Copy out the material from the line with "print-icon[interactable]: ⎙ [112, 4, 142, 28]" to the line with "app-icon-pink[interactable] [1096, 9, 1110, 23]", including both of those lines, and reproduce each line unchanged.

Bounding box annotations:
━━━━━━━━
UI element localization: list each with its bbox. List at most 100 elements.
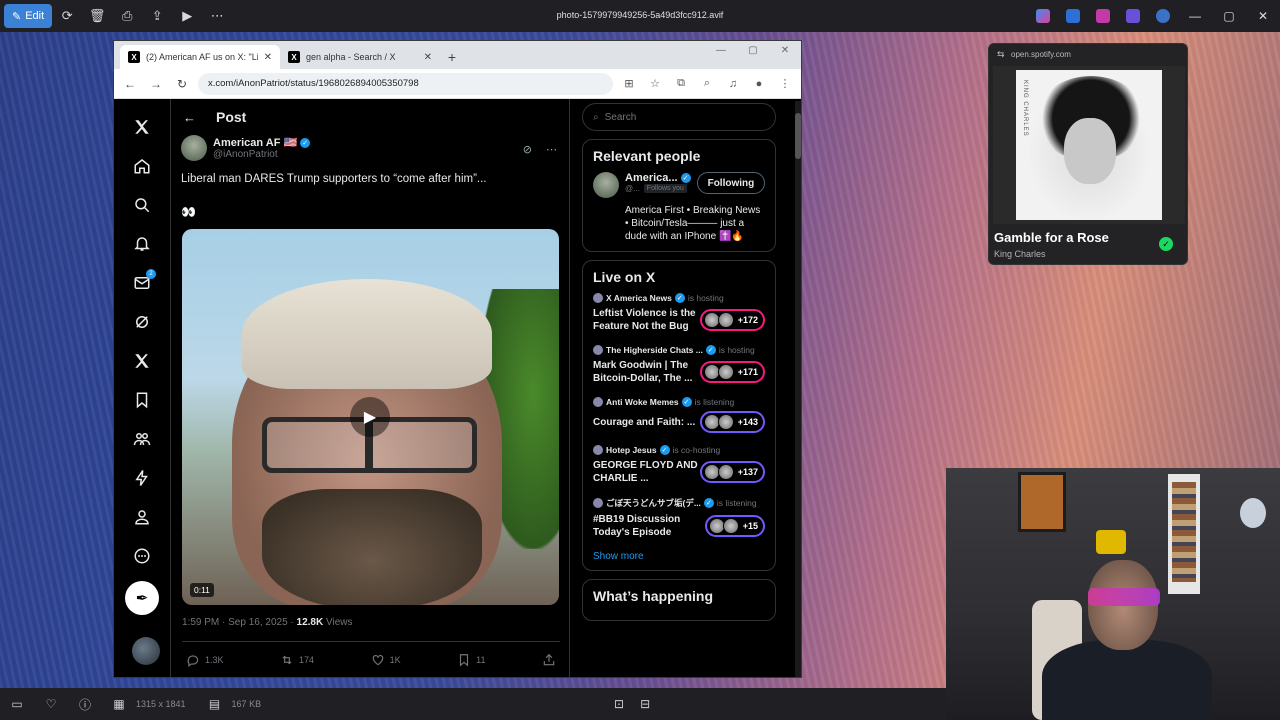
print-icon[interactable]: ⎙ [112, 4, 142, 28]
notifications-icon[interactable] [122, 224, 162, 263]
messages-icon[interactable]: 2 [122, 263, 162, 302]
profile-nav-icon[interactable] [122, 497, 162, 536]
space-host: The Higherside Chats ... [606, 345, 703, 355]
app-icon-blue[interactable] [1066, 9, 1080, 23]
like-button[interactable]: 1K [371, 653, 401, 667]
author-handle[interactable]: @iAnonPatriot [213, 149, 310, 160]
repost-button[interactable]: 174 [280, 653, 314, 667]
tab-close-icon[interactable]: ✕ [424, 52, 432, 63]
browser-maximize-icon[interactable]: ▢ [737, 45, 769, 56]
edit-button[interactable]: ✎ Edit [4, 4, 53, 28]
app-icon-pink[interactable] [1096, 9, 1110, 23]
more-circle-icon[interactable] [122, 536, 162, 575]
person-avatar[interactable] [593, 172, 619, 198]
bookmarks-icon[interactable] [122, 380, 162, 419]
relevant-person[interactable]: America... ✓ @... Follows you Following [593, 172, 766, 198]
post-author[interactable]: American AF 🇺🇸 ✓ @iAnonPatriot [181, 135, 311, 161]
grok-explain-icon[interactable]: ⊘ [523, 143, 532, 156]
show-more-link[interactable]: Show more [593, 551, 765, 562]
post-video[interactable]: ▶ 0:11 [182, 229, 559, 605]
minimize-icon[interactable]: — [1178, 9, 1212, 23]
cloud-icon[interactable] [1156, 9, 1170, 23]
reload-icon[interactable]: ↻ [172, 77, 192, 91]
page-scrollbar[interactable] [795, 101, 801, 677]
favorite-icon[interactable]: ♡ [34, 697, 68, 711]
tab-close-icon[interactable]: ✕ [264, 52, 272, 63]
space-listeners[interactable]: +143 [699, 411, 765, 433]
install-app-icon[interactable]: ⊞ [619, 77, 639, 90]
bookmark-button[interactable]: 11 [457, 653, 485, 667]
media-icon[interactable]: ♫ [723, 78, 743, 90]
space-title[interactable]: #BB19 Discussion Today's Episode [593, 513, 703, 539]
space-title[interactable]: GEORGE FLOYD AND CHARLIE ... [593, 459, 700, 485]
menu-icon[interactable]: ⋮ [775, 77, 795, 90]
compose-post-button[interactable]: ✒ [125, 581, 159, 615]
live-space-item[interactable]: X America News ✓ is hosting Leftist Viol… [593, 293, 765, 333]
author-name[interactable]: American AF 🇺🇸 [213, 136, 297, 149]
books [1172, 482, 1196, 582]
url-field[interactable]: x.com/iAnonPatriot/status/19680268940053… [198, 72, 613, 95]
more-icon[interactable]: ⋯ [202, 4, 232, 28]
track-title[interactable]: Gamble for a Rose [994, 230, 1109, 245]
app-icon-purple[interactable] [1126, 9, 1140, 23]
communities-icon[interactable] [122, 419, 162, 458]
forward-icon[interactable]: → [146, 77, 166, 91]
space-title[interactable]: Courage and Faith: ... [593, 416, 700, 429]
extensions-icon[interactable]: ⧉ [671, 77, 691, 90]
scrollbar-thumb[interactable] [795, 113, 801, 159]
play-icon[interactable]: ▶ [350, 397, 390, 437]
back-icon[interactable]: ← [120, 77, 140, 91]
back-arrow-icon[interactable]: ← [183, 110, 196, 125]
share-icon[interactable]: ⇪ [142, 4, 172, 28]
reply-button[interactable]: 1.3K [186, 653, 224, 667]
track-artist[interactable]: King Charles [994, 249, 1046, 259]
tab-x-post[interactable]: X (2) American AF us on X: "Liber ✕ [120, 45, 280, 69]
viewer-toolbar: ✎ Edit ⟳ 🗑 ⎙ ⇪ ▶ ⋯ photo-1579979949256-5… [0, 0, 1280, 32]
browser-minimize-icon[interactable]: — [705, 45, 737, 56]
filmstrip-icon[interactable]: ▭ [0, 697, 34, 711]
space-title[interactable]: Leftist Violence is the Feature Not the … [593, 307, 700, 333]
live-space-item[interactable]: Hotep Jesus ✓ is co-hosting GEORGE FLOYD… [593, 445, 765, 485]
author-avatar[interactable] [181, 135, 207, 161]
post-time[interactable]: 1:59 PM · Sep 16, 2025 · [182, 617, 297, 628]
space-listeners[interactable]: +15 [704, 515, 765, 537]
explore-icon[interactable] [122, 185, 162, 224]
space-listeners[interactable]: +137 [699, 461, 765, 483]
person-name[interactable]: America... [625, 172, 678, 184]
live-space-item[interactable]: Anti Woke Memes ✓ is listening Courage a… [593, 397, 765, 433]
profile-icon[interactable]: ● [749, 78, 769, 90]
maximize-icon[interactable]: ▢ [1212, 9, 1246, 23]
search-tab-icon[interactable]: ⌕ [697, 77, 717, 90]
actual-size-icon[interactable]: ⊟ [640, 697, 650, 711]
x-logo-icon[interactable] [122, 107, 162, 146]
space-title[interactable]: Mark Goodwin | The Bitcoin-Dollar, The .… [593, 359, 700, 385]
lightning-icon[interactable] [122, 458, 162, 497]
delete-icon[interactable]: 🗑 [82, 4, 112, 28]
live-space-item[interactable]: ごぼ天うどんサブ垢(デ... ✓ is listening #BB19 Disc… [593, 497, 765, 539]
post-more-icon[interactable]: ⋯ [546, 143, 557, 156]
search-input[interactable]: ⌕ Search [582, 103, 776, 131]
copilot-icon[interactable] [1036, 9, 1050, 23]
space-listeners[interactable]: +171 [699, 361, 765, 383]
tab-title: (2) American AF us on X: "Liber [146, 52, 258, 62]
saved-check-icon[interactable]: ✓ [1159, 237, 1173, 251]
info-icon[interactable]: ⓘ [68, 696, 102, 713]
share-button[interactable] [542, 653, 556, 667]
spotify-miniplayer[interactable]: open.spotify.com KING CHARLES Gamble for… [988, 43, 1188, 265]
grok-icon[interactable] [122, 302, 162, 341]
close-icon[interactable]: ✕ [1246, 9, 1280, 23]
live-space-item[interactable]: The Higherside Chats ... ✓ is hosting Ma… [593, 345, 765, 385]
host-avatar [593, 397, 603, 407]
tab-x-search[interactable]: X gen alpha - Search / X ✕ [280, 45, 440, 69]
browser-close-icon[interactable]: ✕ [769, 45, 801, 56]
new-tab-button[interactable]: + [440, 45, 464, 69]
bookmark-star-icon[interactable]: ☆ [645, 77, 665, 90]
rotate-icon[interactable]: ⟳ [52, 4, 82, 28]
account-avatar[interactable] [132, 637, 160, 665]
following-button[interactable]: Following [696, 172, 766, 194]
slideshow-icon[interactable]: ▶ [172, 4, 202, 28]
space-listeners[interactable]: +172 [699, 309, 765, 331]
premium-x-icon[interactable] [122, 341, 162, 380]
home-icon[interactable] [122, 146, 162, 185]
fit-window-icon[interactable]: ⊡ [614, 697, 624, 711]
━━━━━━━━
** FINISHED TASK **
print-icon[interactable]: ⎙ [112, 4, 142, 28]
notifications-icon[interactable] [122, 224, 162, 263]
messages-icon[interactable]: 2 [122, 263, 162, 302]
profile-nav-icon[interactable] [122, 497, 162, 536]
space-host: The Higherside Chats ... [606, 345, 703, 355]
app-icon-blue[interactable] [1066, 9, 1080, 23]
like-button[interactable]: 1K [371, 653, 401, 667]
author-handle[interactable]: @iAnonPatriot [213, 149, 310, 160]
repost-button[interactable]: 174 [280, 653, 314, 667]
tab-close-icon[interactable]: ✕ [424, 52, 432, 63]
browser-maximize-icon[interactable]: ▢ [737, 45, 769, 56]
edit-button[interactable]: ✎ Edit [4, 4, 53, 28]
app-icon-pink[interactable] [1096, 9, 1110, 23]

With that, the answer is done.